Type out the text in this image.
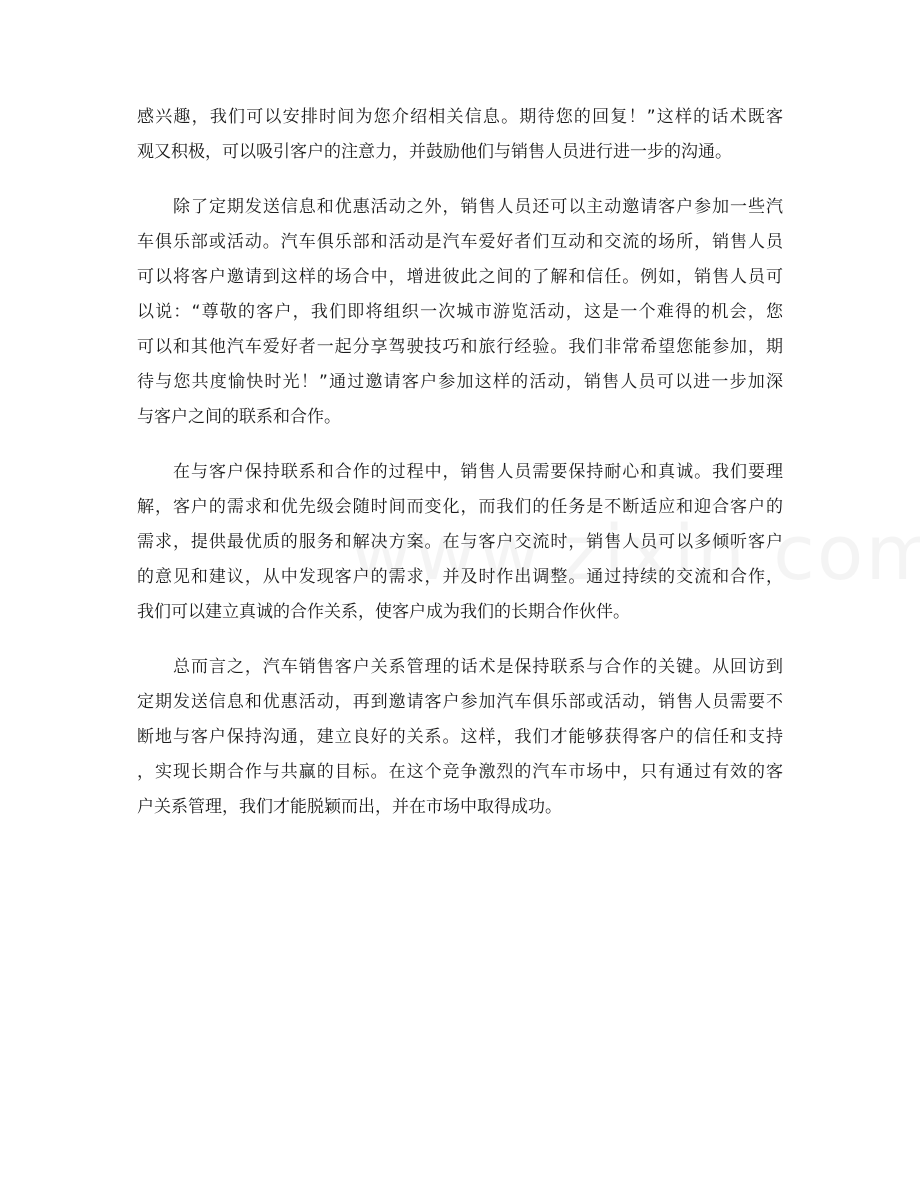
感兴趣，我们可以安排时间为您介绍相关信息。期待您的回复！”这样的话术既客
观又积极，可以吸引客户的注意力，并鼓励他们与销售人员进行进一步的沟通。
除了定期发送信息和优惠活动之外，销售人员还可以主动邀请客户参加一些汽
车俱乐部或活动。汽车俱乐部和活动是汽车爱好者们互动和交流的场所，销售人员
可以将客户邀请到这样的场合中，增进彼此之间的了解和信任。例如，销售人员可
以说：“尊敬的客户，我们即将组织一次城市游览活动，这是一个难得的机会，您
可以和其他汽车爱好者一起分享驾驶技巧和旅行经验。我们非常希望您能参加，期
待与您共度愉快时光！”通过邀请客户参加这样的活动，销售人员可以进一步加深
与客户之间的联系和合作。
在与客户保持联系和合作的过程中，销售人员需要保持耐心和真诚。我们要理
解，客户的需求和优先级会随时间而变化，而我们的任务是不断适应和迎合客户的
需求，提供最优质的服务和解决方案。在与客户交流时，销售人员可以多倾听客户
的意见和建议，从中发现客户的需求，并及时作出调整。通过持续的交流和合作，
我们可以建立真诚的合作关系，使客户成为我们的长期合作伙伴。
总而言之，汽车销售客户关系管理的话术是保持联系与合作的关键。从回访到
定期发送信息和优惠活动，再到邀请客户参加汽车俱乐部或活动，销售人员需要不
断地与客户保持沟通，建立良好的关系。这样，我们才能够获得客户的信任和支持
，实现长期合作与共赢的目标。在这个竞争激烈的汽车市场中，只有通过有效的客
户关系管理，我们才能脱颖而出，并在市场中取得成功。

■ ■ ■ ■ ■ ■ ■

Set exercise ::
Excluding the pictures, reproduce every entry exactly as given.

Correct answer ::
Type out the text in this image.
感兴趣，我们可以安排时间为您介绍相关信息。期待您的回复！”这样的话术既客
观又积极，可以吸引客户的注意力，并鼓励他们与销售人员进行进一步的沟通。
除了定期发送信息和优惠活动之外，销售人员还可以主动邀请客户参加一些汽
车俱乐部或活动。汽车俱乐部和活动是汽车爱好者们互动和交流的场所，销售人员
可以将客户邀请到这样的场合中，增进彼此之间的了解和信任。例如，销售人员可
以说：“尊敬的客户，我们即将组织一次城市游览活动，这是一个难得的机会，您
可以和其他汽车爱好者一起分享驾驶技巧和旅行经验。我们非常希望您能参加，期
待与您共度愉快时光！”通过邀请客户参加这样的活动，销售人员可以进一步加深
与客户之间的联系和合作。
在与客户保持联系和合作的过程中，销售人员需要保持耐心和真诚。我们要理
解，客户的需求和优先级会随时间而变化，而我们的任务是不断适应和迎合客户的
需求，提供最优质的服务和解决方案。在与客户交流时，销售人员可以多倾听客户
的意见和建议，从中发现客户的需求，并及时作出调整。通过持续的交流和合作，
我们可以建立真诚的合作关系，使客户成为我们的长期合作伙伴。
总而言之，汽车销售客户关系管理的话术是保持联系与合作的关键。从回访到
定期发送信息和优惠活动，再到邀请客户参加汽车俱乐部或活动，销售人员需要不
断地与客户保持沟通，建立良好的关系。这样，我们才能够获得客户的信任和支持
，实现长期合作与共赢的目标。在这个竞争激烈的汽车市场中，只有通过有效的客
户关系管理，我们才能脱颖而出，并在市场中取得成功。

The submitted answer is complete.